--- What you have to do ---
Word for word, print each line of the listing below; pictures stay out.

--- Records provided ---

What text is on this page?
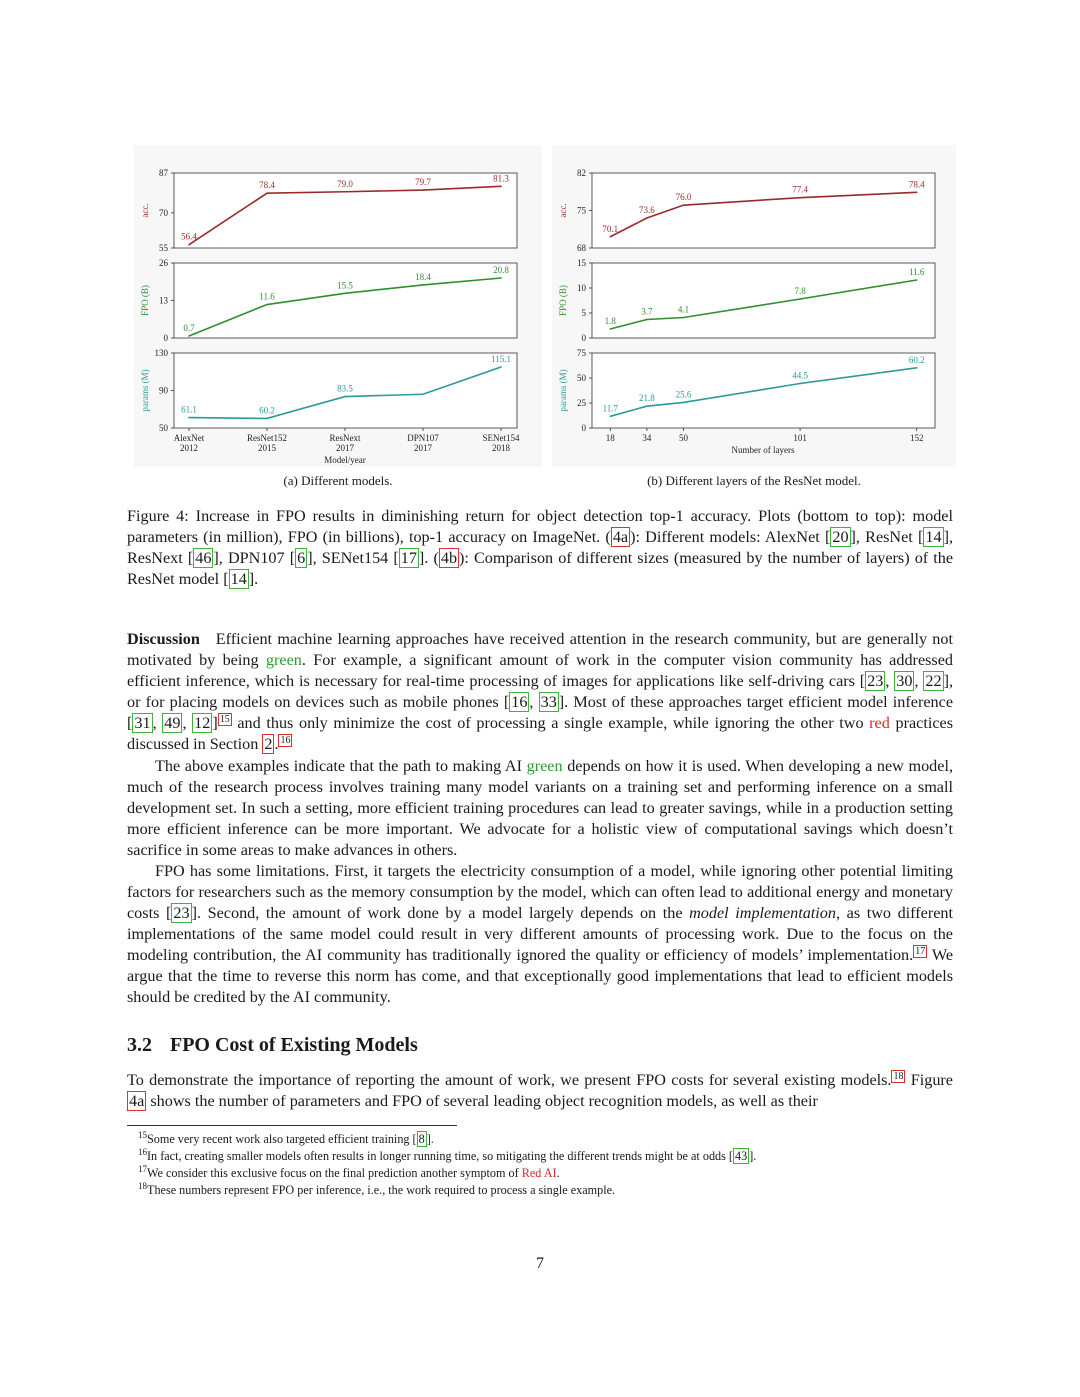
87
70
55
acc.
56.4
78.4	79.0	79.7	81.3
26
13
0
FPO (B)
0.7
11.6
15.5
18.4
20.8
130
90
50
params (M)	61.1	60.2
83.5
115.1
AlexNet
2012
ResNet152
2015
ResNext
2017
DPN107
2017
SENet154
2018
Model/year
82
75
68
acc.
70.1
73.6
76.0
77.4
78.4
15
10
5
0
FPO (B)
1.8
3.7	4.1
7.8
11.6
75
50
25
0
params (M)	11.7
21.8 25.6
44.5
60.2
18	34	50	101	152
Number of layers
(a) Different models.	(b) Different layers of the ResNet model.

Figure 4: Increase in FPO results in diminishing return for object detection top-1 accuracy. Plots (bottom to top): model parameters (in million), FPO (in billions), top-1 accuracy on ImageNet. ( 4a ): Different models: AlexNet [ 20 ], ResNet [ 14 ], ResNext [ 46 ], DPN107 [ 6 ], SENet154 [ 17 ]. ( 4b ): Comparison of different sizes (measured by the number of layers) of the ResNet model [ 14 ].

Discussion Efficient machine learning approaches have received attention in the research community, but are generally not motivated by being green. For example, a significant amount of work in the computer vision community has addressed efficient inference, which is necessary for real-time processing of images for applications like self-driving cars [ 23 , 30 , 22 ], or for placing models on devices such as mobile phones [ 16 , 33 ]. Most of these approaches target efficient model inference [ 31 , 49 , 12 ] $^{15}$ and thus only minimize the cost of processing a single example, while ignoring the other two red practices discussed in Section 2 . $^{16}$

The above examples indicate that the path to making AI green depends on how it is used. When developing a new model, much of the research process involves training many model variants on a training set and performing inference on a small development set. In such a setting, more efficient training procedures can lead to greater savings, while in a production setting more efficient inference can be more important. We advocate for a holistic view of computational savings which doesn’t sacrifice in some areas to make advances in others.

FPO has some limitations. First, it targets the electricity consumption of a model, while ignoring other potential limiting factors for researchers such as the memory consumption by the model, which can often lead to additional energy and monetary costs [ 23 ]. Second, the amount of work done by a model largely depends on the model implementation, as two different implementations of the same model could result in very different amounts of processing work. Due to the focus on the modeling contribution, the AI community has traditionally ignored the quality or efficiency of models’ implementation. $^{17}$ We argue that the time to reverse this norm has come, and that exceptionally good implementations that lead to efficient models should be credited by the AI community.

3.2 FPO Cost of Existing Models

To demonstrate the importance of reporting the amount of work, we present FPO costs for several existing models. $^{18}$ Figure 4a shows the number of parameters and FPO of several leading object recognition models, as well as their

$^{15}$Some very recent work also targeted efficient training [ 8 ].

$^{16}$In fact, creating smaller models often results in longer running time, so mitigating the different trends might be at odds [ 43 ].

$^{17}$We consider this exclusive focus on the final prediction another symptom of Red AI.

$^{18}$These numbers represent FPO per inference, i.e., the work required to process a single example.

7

--- Solution for this exercise ---
What text is on this page?
87
70
55
acc.
56.4
78.4	79.0	79.7	81.3
26
13
0
FPO (B)
0.7
11.6
15.5
18.4
20.8
130
90
50
params (M)	61.1	60.2
83.5
115.1
AlexNet
2012
ResNet152
2015
ResNext
2017
DPN107
2017
SENet154
2018
Model/year
82
75
68
acc.
70.1
73.6
76.0
77.4
78.4
15
10
5
0
FPO (B)
1.8
3.7	4.1
7.8
11.6
75
50
25
0
params (M)	11.7
21.8 25.6
44.5
60.2
18	34	50	101	152
Number of layers
(a) Different models.	(b) Different layers of the ResNet model.

Figure 4: Increase in FPO results in diminishing return for object detection top-1 accuracy. Plots (bottom to top): model parameters (in million), FPO (in billions), top-1 accuracy on ImageNet. ( 4a ): Different models: AlexNet [ 20 ], ResNet [ 14 ], ResNext [ 46 ], DPN107 [ 6 ], SENet154 [ 17 ]. ( 4b ): Comparison of different sizes (measured by the number of layers) of the ResNet model [ 14 ].

Discussion Efficient machine learning approaches have received attention in the research community, but are generally not motivated by being green. For example, a significant amount of work in the computer vision community has addressed efficient inference, which is necessary for real-time processing of images for applications like self-driving cars [ 23 , 30 , 22 ], or for placing models on devices such as mobile phones [ 16 , 33 ]. Most of these approaches target efficient model inference [ 31 , 49 , 12 ] $^{15}$ and thus only minimize the cost of processing a single example, while ignoring the other two red practices discussed in Section 2 . $^{16}$

The above examples indicate that the path to making AI green depends on how it is used. When developing a new model, much of the research process involves training many model variants on a training set and performing inference on a small development set. In such a setting, more efficient training procedures can lead to greater savings, while in a production setting more efficient inference can be more important. We advocate for a holistic view of computational savings which doesn’t sacrifice in some areas to make advances in others.

FPO has some limitations. First, it targets the electricity consumption of a model, while ignoring other potential limiting factors for researchers such as the memory consumption by the model, which can often lead to additional energy and monetary costs [ 23 ]. Second, the amount of work done by a model largely depends on the model implementation, as two different implementations of the same model could result in very different amounts of processing work. Due to the focus on the modeling contribution, the AI community has traditionally ignored the quality or efficiency of models’ implementation. $^{17}$ We argue that the time to reverse this norm has come, and that exceptionally good implementations that lead to efficient models should be credited by the AI community.

3.2 FPO Cost of Existing Models

To demonstrate the importance of reporting the amount of work, we present FPO costs for several existing models. $^{18}$ Figure 4a shows the number of parameters and FPO of several leading object recognition models, as well as their

$^{15}$Some very recent work also targeted efficient training [ 8 ].

$^{16}$In fact, creating smaller models often results in longer running time, so mitigating the different trends might be at odds [ 43 ].

$^{17}$We consider this exclusive focus on the final prediction another symptom of Red AI.

$^{18}$These numbers represent FPO per inference, i.e., the work required to process a single example.

7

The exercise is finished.